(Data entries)

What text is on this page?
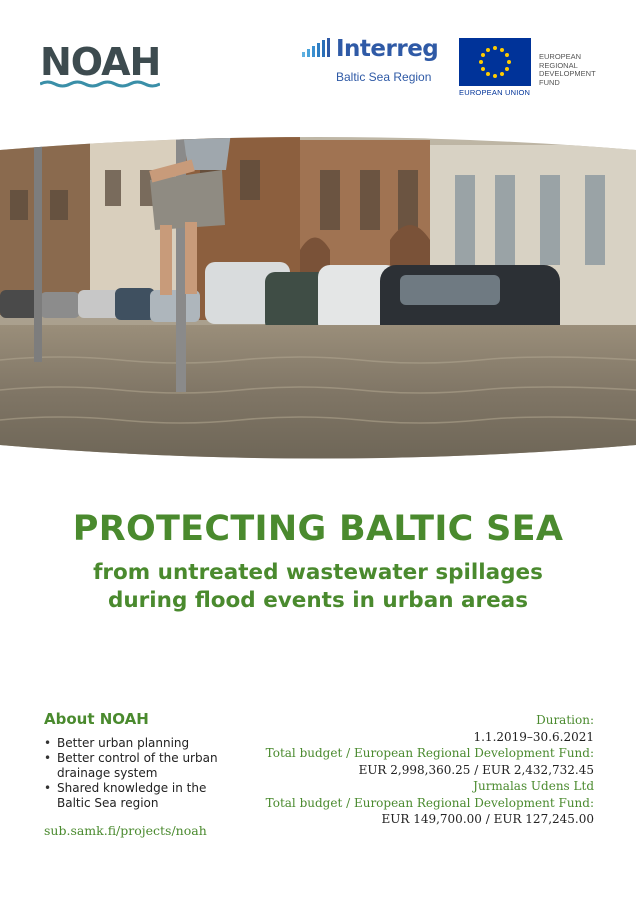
NOAH	Interreg
Baltic Sea Region
EUROPEAN UNION
EUROPEAN
REGIONAL
DEVELOPMENT
FUND
PROTECTING BALTIC SEA
from untreated wastewater spillages
during flood events in urban areas
About NOAH
• Better urban planning
• Better control of the urban
drainage system
• Shared knowledge in the
Baltic Sea region
sub.samk.fi/projects/noah
Duration:
1.1.2019–30.6.2021
Total budget / European Regional Development Fund:
EUR 2,998,360.25 / EUR 2,432,732.45
Jurmalas Udens Ltd
Total budget / European Regional Development Fund:
EUR 149,700.00 / EUR 127,245.00
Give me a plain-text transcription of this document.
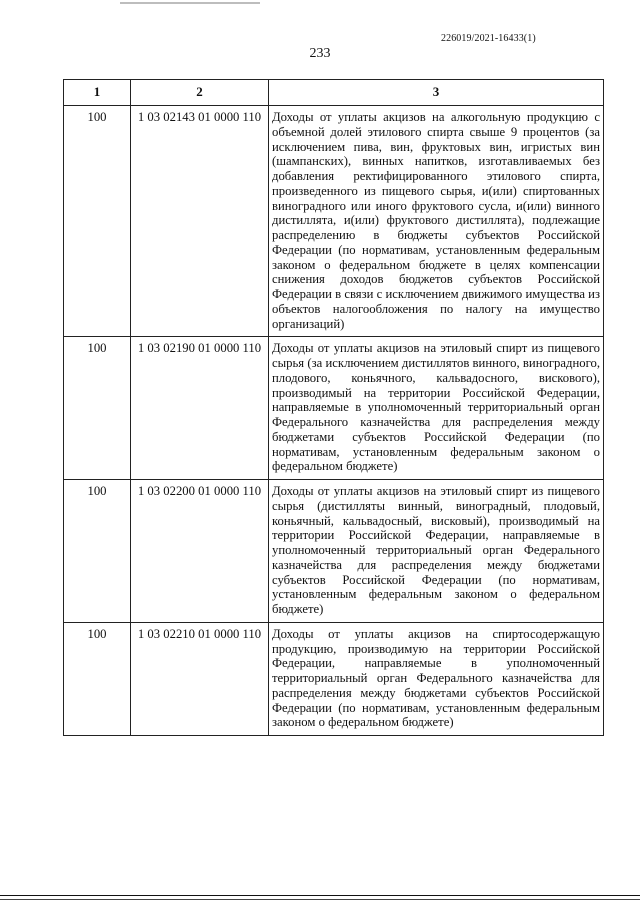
226019/2021-16433(1)
233
1	2	3
100	1 03 02143 01 0000 110	Доходы от уплаты акцизов на алкогольную продукцию с объемной долей этилового спирта свыше 9 процентов (за исключением пива, вин, фруктовых вин, игристых вин (шампанских), винных напитков, изготавливаемых без добавления ректифицированного этилового спирта, произведенного из пищевого сырья, и(или) спиртованных виноградного или иного фруктового сусла, и(или) винного дистиллята, и(или) фруктового дистиллята), подлежащие распределению в бюджеты субъектов Российской Федерации (по нормативам, установленным федеральным законом о федеральном бюджете в целях компенсации снижения доходов бюджетов субъектов Российской Федерации в связи с исключением движимого имущества из объектов налогообложения по налогу на имущество организаций)
100	1 03 02190 01 0000 110	Доходы от уплаты акцизов на этиловый спирт из пищевого сырья (за исключением дистиллятов винного, виноградного, плодового, коньячного, кальвадосного, вискового), производимый на территории Российской Федерации, направляемые в уполномоченный территориальный орган Федерального казначейства для распределения между бюджетами субъектов Российской Федерации (по нормативам, установленным федеральным законом о федеральном бюджете)
100	1 03 02200 01 0000 110	Доходы от уплаты акцизов на этиловый спирт из пищевого сырья (дистилляты винный, виноградный, плодовый, коньячный, кальвадосный, висковый), производимый на территории Российской Федерации, направляемые в уполномоченный территориальный орган Федерального казначейства для распределения между бюджетами субъектов Российской Федерации (по нормативам, установленным федеральным законом о федеральном бюджете)
100	1 03 02210 01 0000 110	Доходы от уплаты акцизов на спиртосодержащую продукцию, производимую на территории Российской Федерации, направляемые в уполномоченный территориальный орган Федерального казначейства для распределения между бюджетами субъектов Российской Федерации (по нормативам, установленным федеральным законом о федеральном бюджете)
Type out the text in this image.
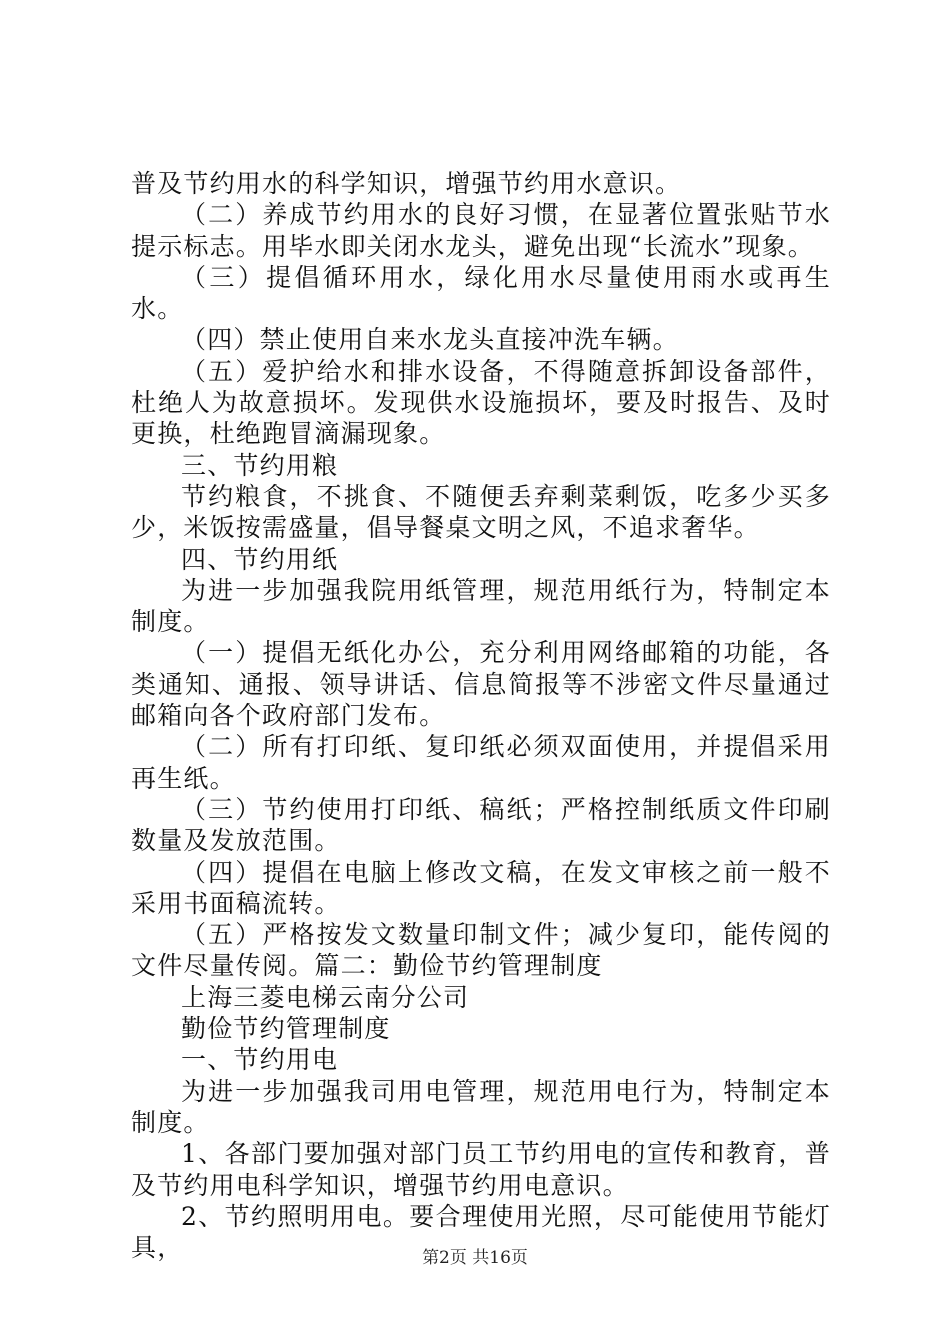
普及节约用水的科学知识，增强节约用水意识。

（二）养成节约用水的良好习惯，在显著位置张贴节水提示标志。用毕水即关闭水龙头，避免出现“长流水”现象。

（三）提倡循环用水，绿化用水尽量使用雨水或再生水。

（四）禁止使用自来水龙头直接冲洗车辆。

（五）爱护给水和排水设备，不得随意拆卸设备部件，杜绝人为故意损坏。发现供水设施损坏，要及时报告、及时更换，杜绝跑冒滴漏现象。

三、节约用粮

节约粮食，不挑食、不随便丢弃剩菜剩饭，吃多少买多少，米饭按需盛量，倡导餐桌文明之风，不追求奢华。

四、节约用纸

为进一步加强我院用纸管理，规范用纸行为，特制定本制度。

（一）提倡无纸化办公，充分利用网络邮箱的功能，各类通知、通报、领导讲话、信息简报等不涉密文件尽量通过邮箱向各个政府部门发布。

（二）所有打印纸、复印纸必须双面使用，并提倡采用再生纸。

（三）节约使用打印纸、稿纸；严格控制纸质文件印刷数量及发放范围。

（四）提倡在电脑上修改文稿，在发文审核之前一般不采用书面稿流转。

（五）严格按发文数量印制文件；减少复印，能传阅的文件尽量传阅。篇二：勤俭节约管理制度

上海三菱电梯云南分公司

勤俭节约管理制度

一、节约用电

为进一步加强我司用电管理，规范用电行为，特制定本制度。

1、各部门要加强对部门员工节约用电的宣传和教育，普及节约用电科学知识，增强节约用电意识。

2、节约照明用电。要合理使用光照，尽可能使用节能灯具，	第2页 共16页
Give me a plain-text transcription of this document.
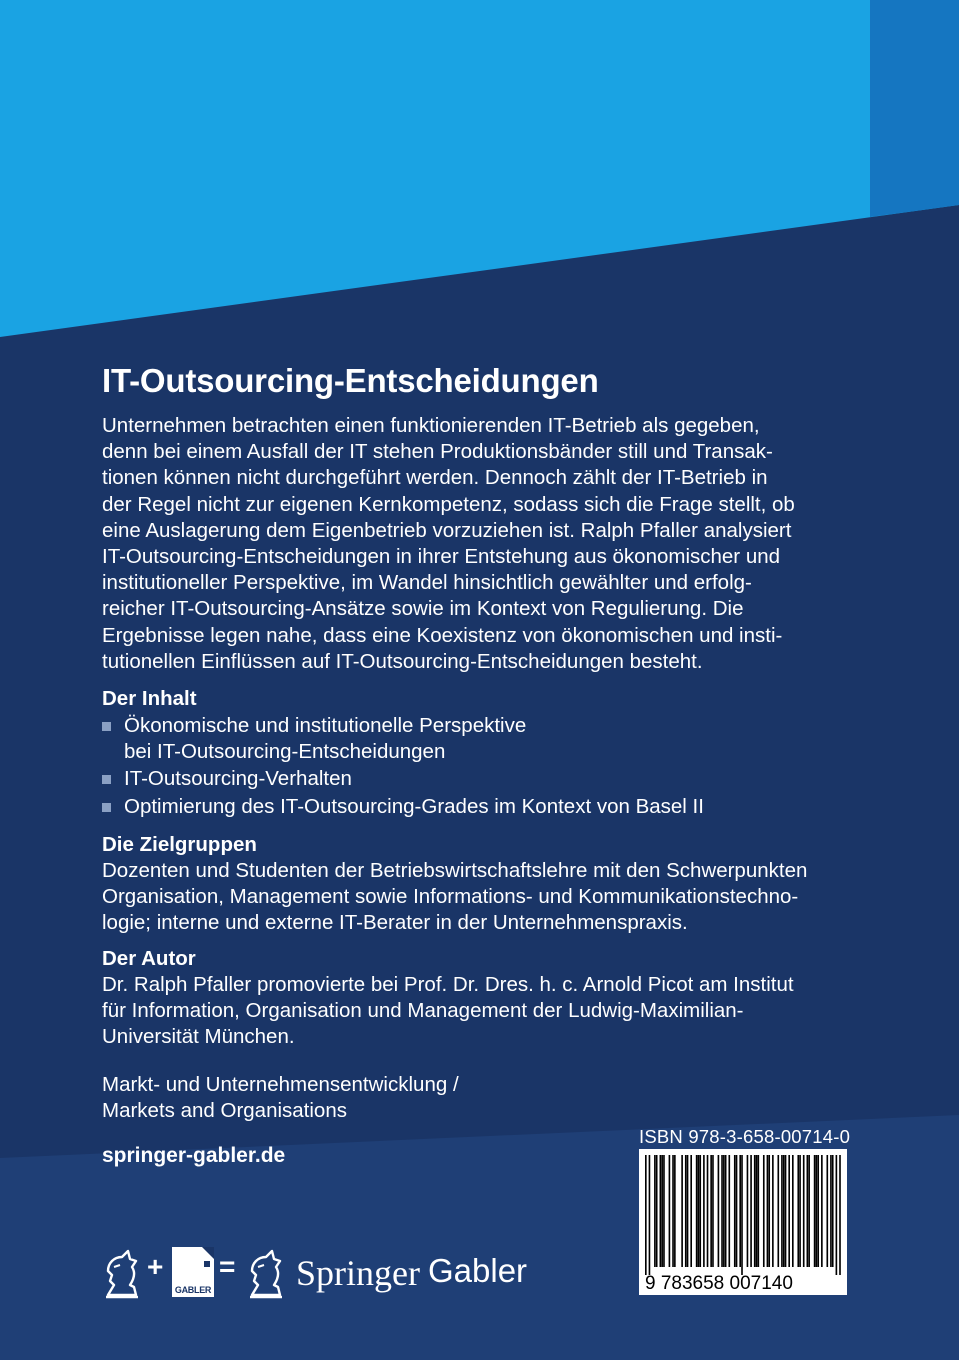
IT-Outsourcing-Entscheidungen
Unternehmen betrachten einen funktionierenden IT-Betrieb als gegeben,
denn bei einem Ausfall der IT stehen Produktionsbänder still und Transak-
tionen können nicht durchgeführt werden. Dennoch zählt der IT-Betrieb in
der Regel nicht zur eigenen Kernkompetenz, sodass sich die Frage stellt, ob
eine Auslagerung dem Eigenbetrieb vorzuziehen ist. Ralph Pfaller analysiert
IT-Outsourcing-Entscheidungen in ihrer Entstehung aus ökonomischer und
institutioneller Perspektive, im Wandel hinsichtlich gewählter und erfolg-
reicher IT-Outsourcing-Ansätze sowie im Kontext von Regulierung. Die
Ergebnisse legen nahe, dass eine Koexistenz von ökonomischen und insti-
tutionellen Einflüssen auf IT-Outsourcing-Entscheidungen besteht.
Der Inhalt
Ökonomische und institutionelle Perspektive
bei IT-Outsourcing-Entscheidungen
IT-Outsourcing-Verhalten
Optimierung des IT-Outsourcing-Grades im Kontext von Basel II
Die Zielgruppen
Dozenten und Studenten der Betriebswirtschaftslehre mit den Schwerpunkten
Organisation, Management sowie Informations- und Kommunikationstechno-
logie; interne und externe IT-Berater in der Unternehmenspraxis.
Der Autor
Dr. Ralph Pfaller promovierte bei Prof. Dr. Dres. h. c. Arnold Picot am Institut
für Information, Organisation und Management der Ludwig-Maximilian-
Universität München.
Markt- und Unternehmensentwicklung /
Markets and Organisations
springer-gabler.de
ISBN 978-3-658-00714-0
9 783658 007140
+
GABLER
= Springer Gabler
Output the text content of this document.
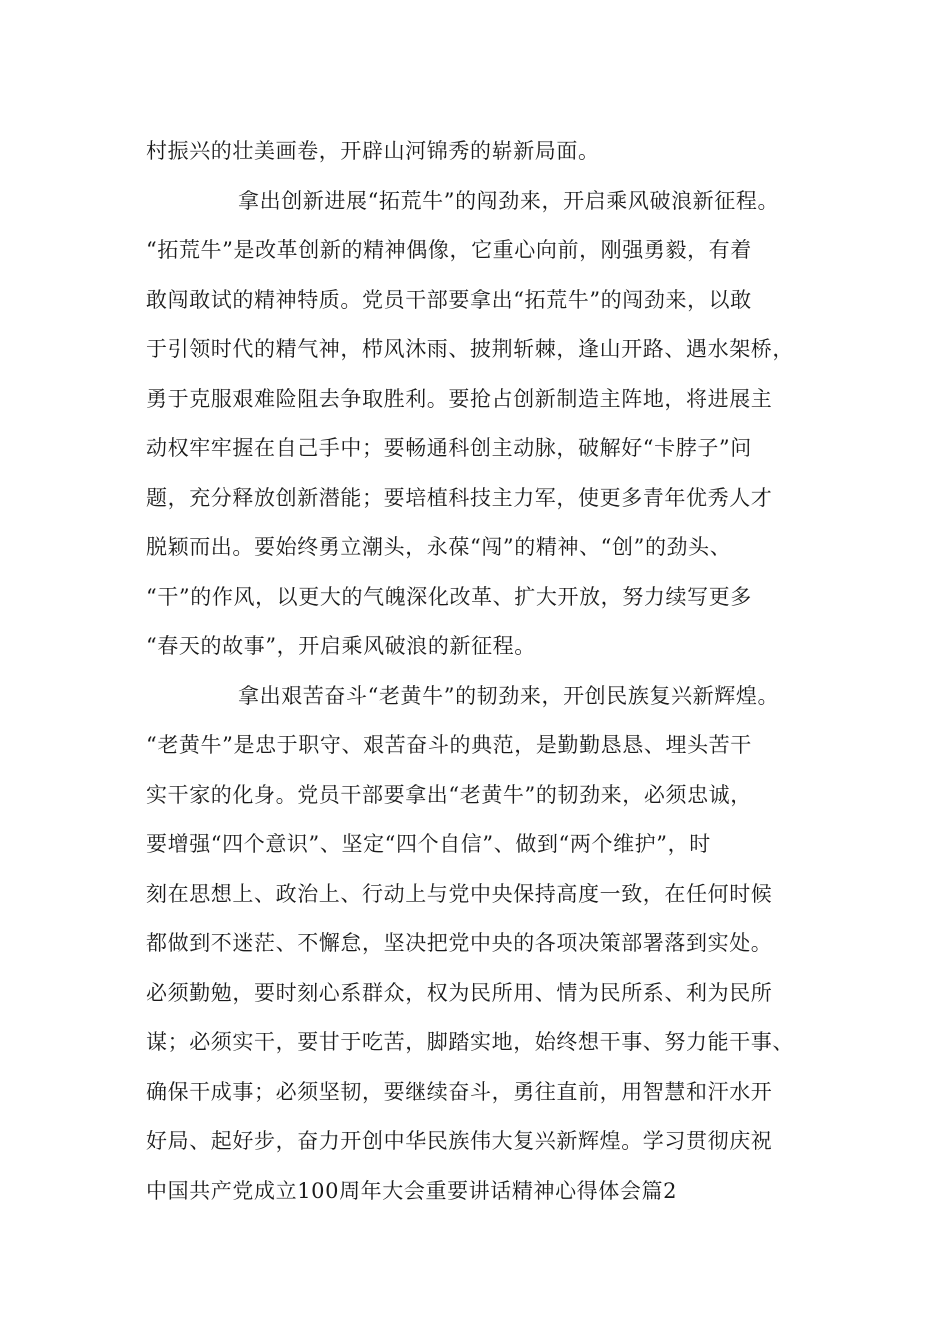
村振兴的壮美画卷，开辟山河锦秀的崭新局面。
拿出创新进展“拓荒牛”的闯劲来，开启乘风破浪新征程。
“拓荒牛”是改革创新的精神偶像，它重心向前，刚强勇毅，有着
敢闯敢试的精神特质。党员干部要拿出“拓荒牛”的闯劲来，以敢
于引领时代的精气神，栉风沐雨、披荆斩棘，逢山开路、遇水架桥，
勇于克服艰难险阻去争取胜利。要抢占创新制造主阵地，将进展主
动权牢牢握在自己手中；要畅通科创主动脉，破解好“卡脖子”问
题，充分释放创新潜能；要培植科技主力军，使更多青年优秀人才
脱颖而出。要始终勇立潮头，永葆“闯”的精神、“创”的劲头、
“干”的作风，以更大的气魄深化改革、扩大开放，努力续写更多
“春天的故事”，开启乘风破浪的新征程。
拿出艰苦奋斗“老黄牛”的韧劲来，开创民族复兴新辉煌。
“老黄牛”是忠于职守、艰苦奋斗的典范，是勤勤恳恳、埋头苦干
实干家的化身。党员干部要拿出“老黄牛”的韧劲来，必须忠诚，
要增强“四个意识”、坚定“四个自信”、做到“两个维护”，时
刻在思想上、政治上、行动上与党中央保持高度一致，在任何时候
都做到不迷茫、不懈怠，坚决把党中央的各项决策部署落到实处。
必须勤勉，要时刻心系群众，权为民所用、情为民所系、利为民所
谋；必须实干，要甘于吃苦，脚踏实地，始终想干事、努力能干事、
确保干成事；必须坚韧，要继续奋斗，勇往直前，用智慧和汗水开
好局、起好步，奋力开创中华民族伟大复兴新辉煌。学习贯彻庆祝
中国共产党成立100周年大会重要讲话精神心得体会篇2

Goal: Retype the records exactly. Any image in them should not appear in what you write.

Answer to this exercise:
What text is on this page?
NOAH	Interreg
Baltic Sea Region
EUROPEAN UNION
EUROPEAN
REGIONAL
DEVELOPMENT
FUND
PROTECTING BALTIC SEA
from untreated wastewater spillages
during flood events in urban areas
About NOAH
• Better urban planning
• Better control of the urban
drainage system
• Shared knowledge in the
Baltic Sea region
sub.samk.fi/projects/noah
Duration:
1.1.2019–30.6.2021
Total budget / European Regional Development Fund:
EUR 2,998,360.25 / EUR 2,432,732.45
Jurmalas Udens Ltd
Total budget / European Regional Development Fund:
EUR 149,700.00 / EUR 127,245.00
Give me a plain-text transcription of this document.
226019/2021-16433(1)
233
1	2	3
100	1 03 02143 01 0000 110	Доходы от уплаты акцизов на алкогольную продукцию с объемной долей этилового спирта свыше 9 процентов (за исключением пива, вин, фруктовых вин, игристых вин (шампанских), винных напитков, изготавливаемых без добавления ректифицированного этилового спирта, произведенного из пищевого сырья, и(или) спиртованных виноградного или иного фруктового сусла, и(или) винного дистиллята, и(или) фруктового дистиллята), подлежащие распределению в бюджеты субъектов Российской Федерации (по нормативам, установленным федеральным законом о федеральном бюджете в целях компенсации снижения доходов бюджетов субъектов Российской Федерации в связи с исключением движимого имущества из объектов налогообложения по налогу на имущество организаций)
100	1 03 02190 01 0000 110	Доходы от уплаты акцизов на этиловый спирт из пищевого сырья (за исключением дистиллятов винного, виноградного, плодового, коньячного, кальвадосного, вискового), производимый на территории Российской Федерации, направляемые в уполномоченный территориальный орган Федерального казначейства для распределения между бюджетами субъектов Российской Федерации (по нормативам, установленным федеральным законом о федеральном бюджете)
100	1 03 02200 01 0000 110	Доходы от уплаты акцизов на этиловый спирт из пищевого сырья (дистилляты винный, виноградный, плодовый, коньячный, кальвадосный, висковый), производимый на территории Российской Федерации, направляемые в уполномоченный территориальный орган Федерального казначейства для распределения между бюджетами субъектов Российской Федерации (по нормативам, установленным федеральным законом о федеральном бюджете)
100	1 03 02210 01 0000 110	Доходы от уплаты акцизов на спиртосодержащую продукцию, производимую на территории Российской Федерации, направляемые в уполномоченный территориальный орган Федерального казначейства для распределения между бюджетами субъектов Российской Федерации (по нормативам, установленным федеральным законом о федеральном бюджете)
Type out the text in this image.
普及节约用水的科学知识，增强节约用水意识。

（二）养成节约用水的良好习惯，在显著位置张贴节水提示标志。用毕水即关闭水龙头，避免出现“长流水”现象。

（三）提倡循环用水，绿化用水尽量使用雨水或再生水。

（四）禁止使用自来水龙头直接冲洗车辆。

（五）爱护给水和排水设备，不得随意拆卸设备部件，杜绝人为故意损坏。发现供水设施损坏，要及时报告、及时更换，杜绝跑冒滴漏现象。

三、节约用粮

节约粮食，不挑食、不随便丢弃剩菜剩饭，吃多少买多少，米饭按需盛量，倡导餐桌文明之风，不追求奢华。

四、节约用纸

为进一步加强我院用纸管理，规范用纸行为，特制定本制度。

（一）提倡无纸化办公，充分利用网络邮箱的功能，各类通知、通报、领导讲话、信息简报等不涉密文件尽量通过邮箱向各个政府部门发布。

（二）所有打印纸、复印纸必须双面使用，并提倡采用再生纸。

（三）节约使用打印纸、稿纸；严格控制纸质文件印刷数量及发放范围。

（四）提倡在电脑上修改文稿，在发文审核之前一般不采用书面稿流转。

（五）严格按发文数量印制文件；减少复印，能传阅的文件尽量传阅。篇二：勤俭节约管理制度

上海三菱电梯云南分公司

勤俭节约管理制度

一、节约用电

为进一步加强我司用电管理，规范用电行为，特制定本制度。

1、各部门要加强对部门员工节约用电的宣传和教育，普及节约用电科学知识，增强节约用电意识。

2、节约照明用电。要合理使用光照，尽可能使用节能灯具，	第2页 共16页
Give me a plain-text transcription of this document.
IT-Outsourcing-Entscheidungen
Unternehmen betrachten einen funktionierenden IT-Betrieb als gegeben,
denn bei einem Ausfall der IT stehen Produktionsbänder still und Transak-
tionen können nicht durchgeführt werden. Dennoch zählt der IT-Betrieb in
der Regel nicht zur eigenen Kernkompetenz, sodass sich die Frage stellt, ob
eine Auslagerung dem Eigenbetrieb vorzuziehen ist. Ralph Pfaller analysiert
IT-Outsourcing-Entscheidungen in ihrer Entstehung aus ökonomischer und
institutioneller Perspektive, im Wandel hinsichtlich gewählter und erfolg-
reicher IT-Outsourcing-Ansätze sowie im Kontext von Regulierung. Die
Ergebnisse legen nahe, dass eine Koexistenz von ökonomischen und insti-
tutionellen Einflüssen auf IT-Outsourcing-Entscheidungen besteht.
Der Inhalt
Ökonomische und institutionelle Perspektive
bei IT-Outsourcing-Entscheidungen
IT-Outsourcing-Verhalten
Optimierung des IT-Outsourcing-Grades im Kontext von Basel II
Die Zielgruppen
Dozenten und Studenten der Betriebswirtschaftslehre mit den Schwerpunkten
Organisation, Management sowie Informations- und Kommunikationstechno-
logie; interne und externe IT-Berater in der Unternehmenspraxis.
Der Autor
Dr. Ralph Pfaller promovierte bei Prof. Dr. Dres. h. c. Arnold Picot am Institut
für Information, Organisation und Management der Ludwig-Maximilian-
Universität München.
Markt- und Unternehmensentwicklung /
Markets and Organisations
springer-gabler.de
ISBN 978-3-658-00714-0
9 783658 007140
+
GABLER
= Springer Gabler
Output the text content of this document.
村振兴的壮美画卷，开辟山河锦秀的崭新局面。
拿出创新进展“拓荒牛”的闯劲来，开启乘风破浪新征程。
“拓荒牛”是改革创新的精神偶像，它重心向前，刚强勇毅，有着
敢闯敢试的精神特质。党员干部要拿出“拓荒牛”的闯劲来，以敢
于引领时代的精气神，栉风沐雨、披荆斩棘，逢山开路、遇水架桥，
勇于克服艰难险阻去争取胜利。要抢占创新制造主阵地，将进展主
动权牢牢握在自己手中；要畅通科创主动脉，破解好“卡脖子”问
题，充分释放创新潜能；要培植科技主力军，使更多青年优秀人才
脱颖而出。要始终勇立潮头，永葆“闯”的精神、“创”的劲头、
“干”的作风，以更大的气魄深化改革、扩大开放，努力续写更多
“春天的故事”，开启乘风破浪的新征程。
拿出艰苦奋斗“老黄牛”的韧劲来，开创民族复兴新辉煌。
“老黄牛”是忠于职守、艰苦奋斗的典范，是勤勤恳恳、埋头苦干
实干家的化身。党员干部要拿出“老黄牛”的韧劲来，必须忠诚，
要增强“四个意识”、坚定“四个自信”、做到“两个维护”，时
刻在思想上、政治上、行动上与党中央保持高度一致，在任何时候
都做到不迷茫、不懈怠，坚决把党中央的各项决策部署落到实处。
必须勤勉，要时刻心系群众，权为民所用、情为民所系、利为民所
谋；必须实干，要甘于吃苦，脚踏实地，始终想干事、努力能干事、
确保干成事；必须坚韧，要继续奋斗，勇往直前，用智慧和汗水开
好局、起好步，奋力开创中华民族伟大复兴新辉煌。学习贯彻庆祝
中国共产党成立100周年大会重要讲话精神心得体会篇2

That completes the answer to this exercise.